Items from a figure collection
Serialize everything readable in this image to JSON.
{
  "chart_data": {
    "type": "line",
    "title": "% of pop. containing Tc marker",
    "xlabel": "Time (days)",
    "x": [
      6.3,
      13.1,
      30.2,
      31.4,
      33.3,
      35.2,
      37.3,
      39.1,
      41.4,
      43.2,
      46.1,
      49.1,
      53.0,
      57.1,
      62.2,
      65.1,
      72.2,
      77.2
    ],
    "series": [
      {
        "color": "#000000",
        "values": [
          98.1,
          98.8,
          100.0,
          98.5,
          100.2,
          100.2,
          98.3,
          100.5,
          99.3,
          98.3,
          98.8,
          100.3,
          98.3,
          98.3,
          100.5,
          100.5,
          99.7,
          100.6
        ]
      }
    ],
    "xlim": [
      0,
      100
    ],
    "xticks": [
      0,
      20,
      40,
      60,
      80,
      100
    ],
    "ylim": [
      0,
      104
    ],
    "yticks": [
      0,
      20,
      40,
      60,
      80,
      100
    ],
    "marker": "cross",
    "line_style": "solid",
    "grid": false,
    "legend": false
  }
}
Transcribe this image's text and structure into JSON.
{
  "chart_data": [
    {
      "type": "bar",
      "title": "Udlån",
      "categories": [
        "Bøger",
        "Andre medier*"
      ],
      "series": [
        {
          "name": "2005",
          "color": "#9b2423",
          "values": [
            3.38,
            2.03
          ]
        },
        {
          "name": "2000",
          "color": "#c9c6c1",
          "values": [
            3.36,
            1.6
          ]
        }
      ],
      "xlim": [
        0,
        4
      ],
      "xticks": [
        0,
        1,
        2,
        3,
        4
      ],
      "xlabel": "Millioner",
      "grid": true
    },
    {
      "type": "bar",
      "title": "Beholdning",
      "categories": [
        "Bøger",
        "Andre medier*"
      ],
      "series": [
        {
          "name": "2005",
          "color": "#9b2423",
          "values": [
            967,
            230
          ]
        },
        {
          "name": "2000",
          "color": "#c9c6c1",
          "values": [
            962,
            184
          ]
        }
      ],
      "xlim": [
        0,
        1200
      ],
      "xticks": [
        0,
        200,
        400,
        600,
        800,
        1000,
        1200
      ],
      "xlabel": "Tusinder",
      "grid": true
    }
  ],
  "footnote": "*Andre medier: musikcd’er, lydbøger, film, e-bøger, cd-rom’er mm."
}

Requirements
Quote the whole listing above, leaving nothing out.

Written response
Serialize everything readable in this image to JSON.
{
  "chart_data": {
    "type": "line",
    "title": "% of pop. containing Tc marker",
    "xlabel": "Time (days)",
    "x": [
      6.3,
      13.1,
      30.2,
      31.4,
      33.3,
      35.2,
      37.3,
      39.1,
      41.4,
      43.2,
      46.1,
      49.1,
      53.0,
      57.1,
      62.2,
      65.1,
      72.2,
      77.2
    ],
    "series": [
      {
        "color": "#000000",
        "values": [
          98.1,
          98.8,
          100.0,
          98.5,
          100.2,
          100.2,
          98.3,
          100.5,
          99.3,
          98.3,
          98.8,
          100.3,
          98.3,
          98.3,
          100.5,
          100.5,
          99.7,
          100.6
        ]
      }
    ],
    "xlim": [
      0,
      100
    ],
    "xticks": [
      0,
      20,
      40,
      60,
      80,
      100
    ],
    "ylim": [
      0,
      104
    ],
    "yticks": [
      0,
      20,
      40,
      60,
      80,
      100
    ],
    "marker": "cross",
    "line_style": "solid",
    "grid": false,
    "legend": false
  }
}
Transcribe this image's text and structure into JSON.
{
  "chart_data": [
    {
      "type": "bar",
      "title": "Udlån",
      "categories": [
        "Bøger",
        "Andre medier*"
      ],
      "series": [
        {
          "name": "2005",
          "color": "#9b2423",
          "values": [
            3.38,
            2.03
          ]
        },
        {
          "name": "2000",
          "color": "#c9c6c1",
          "values": [
            3.36,
            1.6
          ]
        }
      ],
      "xlim": [
        0,
        4
      ],
      "xticks": [
        0,
        1,
        2,
        3,
        4
      ],
      "xlabel": "Millioner",
      "grid": true
    },
    {
      "type": "bar",
      "title": "Beholdning",
      "categories": [
        "Bøger",
        "Andre medier*"
      ],
      "series": [
        {
          "name": "2005",
          "color": "#9b2423",
          "values": [
            967,
            230
          ]
        },
        {
          "name": "2000",
          "color": "#c9c6c1",
          "values": [
            962,
            184
          ]
        }
      ],
      "xlim": [
        0,
        1200
      ],
      "xticks": [
        0,
        200,
        400,
        600,
        800,
        1000,
        1200
      ],
      "xlabel": "Tusinder",
      "grid": true
    }
  ],
  "footnote": "*Andre medier: musikcd’er, lydbøger, film, e-bøger, cd-rom’er mm."
}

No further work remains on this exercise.